* **Enunciado da tarefa**:
Responda às perguntas com base no texto sobre Bakhtin.
(a) Em que ano Miotello teve seu encontro com Bakhtin, e por meio de quem?
(b) Que editora aceitou publicar a tradução de A revolução bakhtiniana, e em que ano?
(c) De que ano é a primeira monografia de Augusto sobre Bakhtin?

* **Texto**:
════════════════

A ligeireza da palavra

Augusto Ponzio, Valdemir Miotello

R$31.00

CONVERSANDO PARA COMEÇAR

MIOTELLO: Meu encontro com Bakhtin se deu através do Geraldi, em 1986. Morava em Curitiba e trabalhava no Centro de Treinamento de Professores do Paraná (CETEPAR). Então a Bel e eu lemos o Marxismo. E esse livro virou nossa bíblia. Já tu, Augusto, eu conheci em 1999. Estava finalizando meu doutorado, procurando compreender os discursos neoliberais então fortes aqui no Brasil (e agora novamente), e os colocando em confrontos com outros discursos libertários, como os do MST, e o agora meu orientador, o Geraldi, me trouxe da Espanha, onde fora de férias, um livro muito potente: “La rivoluzione bachtiniana”, de Augusto Ponzio. Li e reli muitas vezes esse livro, sempre buscando alargar minha compreensão de um Bakhtin libertário, preocupado em discorrer sobre a vida. As tuas palavras, Augusto, muito me ajudaram em minhas aulas, nos estudos com meu Grupo de Estudos, e na minha vida pessoal. Finalmente em 2007 tomamos a decisão de traduzir esse livro, para que mais estudiosos pudessem aproveitar esse olhar ponziano. Foi então que entrando em contato com a editora espanhola, ela nos remeteu a Augusto, dono das palavras e da edição. Então te enviei um email, e em dois minutos já obtive uma primeira resposta, depois seguida de milhares de outras mensagens, até que o livro ficou pronto na sua tradução e foi gentilmente aceito pela Contexto para publicação, no ano de 2008.

AUGUSTO: Ainda conservo os e-mails, desde o primeiro, nos quais Miotello me propunha a tradução no Brasil do meu livro A revolução bakhtiniana. Havia começado a me interessar por Bakhtin desde a segunda metade dos anos 1960, e a minha primeira monografia sobre Bakhtin é de 1980. Sucessivamente, em 1992, junto à importante editora Bompiani de Milão, na prestigiosa coleção dirigida por Umberto Eco, foi publicado meu livro Tra linguaggio e letteratura. Introduzione a Michail Bachtin [Entre linguagem e literatura. Introdução a Mikhail Bakhtin], a qual seguiram diversas edições a partir daquela notavelmente ampliada de 2013 e depois de 2015.

════════════════

* **Registros**:

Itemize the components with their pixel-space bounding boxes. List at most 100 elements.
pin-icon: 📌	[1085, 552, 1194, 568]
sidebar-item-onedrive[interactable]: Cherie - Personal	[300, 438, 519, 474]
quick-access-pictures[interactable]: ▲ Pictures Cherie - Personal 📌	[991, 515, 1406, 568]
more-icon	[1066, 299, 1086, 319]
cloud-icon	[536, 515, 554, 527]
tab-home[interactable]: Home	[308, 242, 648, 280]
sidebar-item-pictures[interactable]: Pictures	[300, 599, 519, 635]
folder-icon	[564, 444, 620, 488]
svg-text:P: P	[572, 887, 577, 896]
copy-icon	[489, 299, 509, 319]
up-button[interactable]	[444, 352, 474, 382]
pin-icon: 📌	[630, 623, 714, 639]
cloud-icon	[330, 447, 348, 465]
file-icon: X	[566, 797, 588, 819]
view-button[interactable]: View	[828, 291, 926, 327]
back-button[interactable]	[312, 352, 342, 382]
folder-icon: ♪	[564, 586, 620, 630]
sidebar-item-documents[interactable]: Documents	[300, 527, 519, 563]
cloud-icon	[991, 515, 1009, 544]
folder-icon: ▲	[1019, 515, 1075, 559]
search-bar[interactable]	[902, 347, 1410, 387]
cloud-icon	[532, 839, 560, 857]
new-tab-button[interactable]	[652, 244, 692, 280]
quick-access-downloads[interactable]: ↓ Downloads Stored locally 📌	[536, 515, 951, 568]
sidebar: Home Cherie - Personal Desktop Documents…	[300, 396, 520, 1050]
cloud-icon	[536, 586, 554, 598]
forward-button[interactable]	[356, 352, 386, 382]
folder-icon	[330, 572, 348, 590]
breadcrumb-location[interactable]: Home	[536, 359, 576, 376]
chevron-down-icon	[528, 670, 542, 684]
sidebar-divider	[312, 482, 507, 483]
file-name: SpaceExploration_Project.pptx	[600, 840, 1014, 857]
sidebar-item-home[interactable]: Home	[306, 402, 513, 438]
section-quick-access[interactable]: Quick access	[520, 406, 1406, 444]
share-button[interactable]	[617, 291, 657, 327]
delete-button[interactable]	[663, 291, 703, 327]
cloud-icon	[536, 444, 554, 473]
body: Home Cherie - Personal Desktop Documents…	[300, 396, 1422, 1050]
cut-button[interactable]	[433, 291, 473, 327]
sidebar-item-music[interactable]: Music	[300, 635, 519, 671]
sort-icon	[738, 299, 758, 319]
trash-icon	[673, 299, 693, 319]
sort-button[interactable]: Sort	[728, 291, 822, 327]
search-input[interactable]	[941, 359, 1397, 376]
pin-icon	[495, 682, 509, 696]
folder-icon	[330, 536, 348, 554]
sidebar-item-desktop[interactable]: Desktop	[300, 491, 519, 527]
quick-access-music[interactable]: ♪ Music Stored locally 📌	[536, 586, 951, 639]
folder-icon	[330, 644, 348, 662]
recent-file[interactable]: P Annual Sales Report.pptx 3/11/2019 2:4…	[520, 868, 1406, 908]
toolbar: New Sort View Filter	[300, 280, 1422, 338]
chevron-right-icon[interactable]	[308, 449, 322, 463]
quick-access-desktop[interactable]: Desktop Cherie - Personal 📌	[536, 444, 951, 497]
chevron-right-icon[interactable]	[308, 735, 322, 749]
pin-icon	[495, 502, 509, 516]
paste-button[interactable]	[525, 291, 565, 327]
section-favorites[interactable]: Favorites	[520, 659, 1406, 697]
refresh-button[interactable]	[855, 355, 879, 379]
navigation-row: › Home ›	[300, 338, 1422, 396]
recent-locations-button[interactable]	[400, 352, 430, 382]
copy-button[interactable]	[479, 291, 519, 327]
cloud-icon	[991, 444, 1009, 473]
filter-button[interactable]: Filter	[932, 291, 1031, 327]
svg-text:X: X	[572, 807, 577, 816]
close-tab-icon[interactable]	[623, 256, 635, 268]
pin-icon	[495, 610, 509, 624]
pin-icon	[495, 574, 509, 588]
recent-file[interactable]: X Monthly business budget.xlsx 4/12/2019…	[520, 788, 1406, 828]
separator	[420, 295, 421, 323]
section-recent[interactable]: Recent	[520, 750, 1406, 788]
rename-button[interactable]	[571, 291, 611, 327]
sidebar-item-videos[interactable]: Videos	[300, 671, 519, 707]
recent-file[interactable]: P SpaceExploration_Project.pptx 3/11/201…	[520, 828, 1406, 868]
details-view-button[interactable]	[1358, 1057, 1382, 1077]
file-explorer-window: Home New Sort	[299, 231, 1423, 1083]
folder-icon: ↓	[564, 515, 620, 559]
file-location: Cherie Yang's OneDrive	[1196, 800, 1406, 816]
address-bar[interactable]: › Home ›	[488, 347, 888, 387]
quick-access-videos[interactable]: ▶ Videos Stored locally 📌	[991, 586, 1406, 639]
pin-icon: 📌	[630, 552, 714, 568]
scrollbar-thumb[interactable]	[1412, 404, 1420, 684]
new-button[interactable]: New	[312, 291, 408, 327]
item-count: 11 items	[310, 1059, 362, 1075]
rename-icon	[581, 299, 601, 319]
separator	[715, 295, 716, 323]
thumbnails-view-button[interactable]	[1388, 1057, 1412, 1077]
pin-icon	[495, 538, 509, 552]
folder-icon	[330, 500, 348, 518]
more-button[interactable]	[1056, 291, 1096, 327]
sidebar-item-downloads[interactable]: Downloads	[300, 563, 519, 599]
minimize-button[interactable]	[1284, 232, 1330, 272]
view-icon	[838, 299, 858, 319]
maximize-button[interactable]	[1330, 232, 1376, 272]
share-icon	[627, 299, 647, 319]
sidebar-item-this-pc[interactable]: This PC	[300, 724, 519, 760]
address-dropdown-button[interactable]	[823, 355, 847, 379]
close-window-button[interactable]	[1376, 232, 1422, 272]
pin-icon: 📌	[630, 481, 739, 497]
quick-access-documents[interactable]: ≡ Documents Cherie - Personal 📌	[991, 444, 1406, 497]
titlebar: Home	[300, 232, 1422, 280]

════════════════

* **Resultado da tarefa**:
(a) Miotello teve seu encontro com Bakhtin em 1986, por meio do Geraldi.
(b) A tradução foi aceita para publicação pela Contexto, no ano de 2008.
(c) A primeira monografia de Augusto sobre Bakhtin é de 1980.